**Short problem**
Format all of the data below as a numbered list with one item per line. Drop blank lines and leave out the pictures.
BEGIN Data for this task
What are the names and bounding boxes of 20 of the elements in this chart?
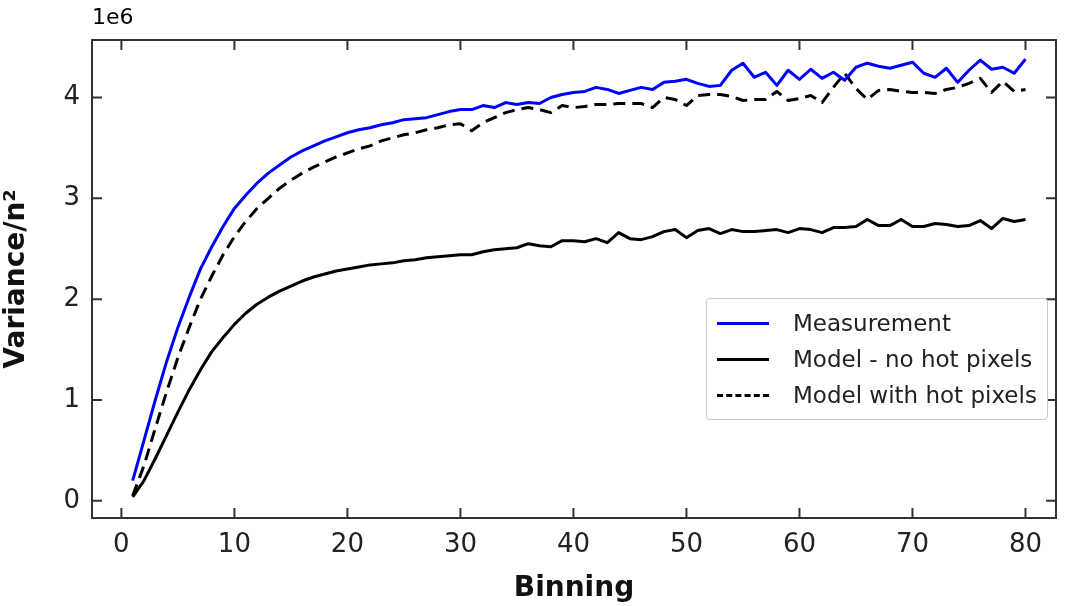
y-tick-label: 3 (63, 181, 80, 212)
text: 1e6 (92, 4, 134, 29)
x-axis-title: Binning (513, 570, 635, 604)
y-tick-label: 4 (63, 80, 80, 111)
y-tick-label: 0 (63, 483, 80, 514)
legend-label: Model with hot pixels (793, 382, 1037, 408)
legend-label: Model - no hot pixels (793, 346, 1033, 372)
x-tick-label: 0 (113, 528, 130, 559)
x-tick-label: 30 (443, 528, 477, 559)
x-tick-label: 50 (669, 528, 703, 559)
x-tick-label: 70 (895, 528, 930, 559)
legend-label: Measurement (793, 310, 951, 336)
y-axis-title: Variance/n² (0, 189, 32, 369)
x-tick-label: 10 (217, 528, 251, 559)
x-tick-label: 20 (330, 528, 364, 559)
y-tick-label: 2 (63, 281, 80, 312)
x-tick-label: 80 (1008, 528, 1043, 559)
y-tick-label: 1 (63, 382, 80, 413)
x-tick-label: 60 (782, 528, 817, 559)
x-tick-label: 40 (556, 528, 590, 559)
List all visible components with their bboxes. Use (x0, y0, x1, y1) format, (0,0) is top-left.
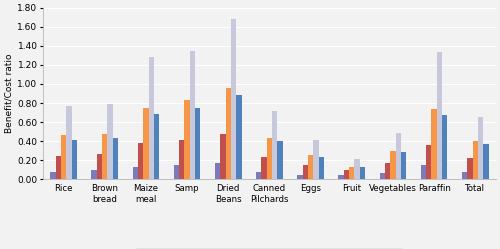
END Data for this task
**Completed exercise**
1. What are the names and bounding boxes of 20 of the elements in this chart?
2. y-tick-label: 3 (63, 181, 80, 212)
3. text: 1e6 (92, 4, 134, 29)
4. x-axis-title: Binning (513, 570, 635, 604)
5. y-tick-label: 4 (63, 80, 80, 111)
6. y-tick-label: 0 (63, 483, 80, 514)
7. legend-label: Model with hot pixels (793, 382, 1037, 408)
8. legend-label: Model - no hot pixels (793, 346, 1033, 372)
9. x-tick-label: 0 (113, 528, 130, 559)
10. x-tick-label: 30 (443, 528, 477, 559)
11. x-tick-label: 50 (669, 528, 703, 559)
12. x-tick-label: 70 (895, 528, 930, 559)
13. legend-label: Measurement (793, 310, 951, 336)
14. y-axis-title: Variance/n² (0, 189, 32, 369)
15. x-tick-label: 10 (217, 528, 251, 559)
16. x-tick-label: 20 (330, 528, 364, 559)
17. y-tick-label: 2 (63, 281, 80, 312)
18. x-tick-label: 80 (1008, 528, 1043, 559)
19. y-tick-label: 1 (63, 382, 80, 413)
20. x-tick-label: 60 (782, 528, 817, 559)
21. x-tick-label: 40 (556, 528, 590, 559)
22. List all visible components with their bboxes. Use (x0, y0, x1, y1) format, (0,0) is top-left.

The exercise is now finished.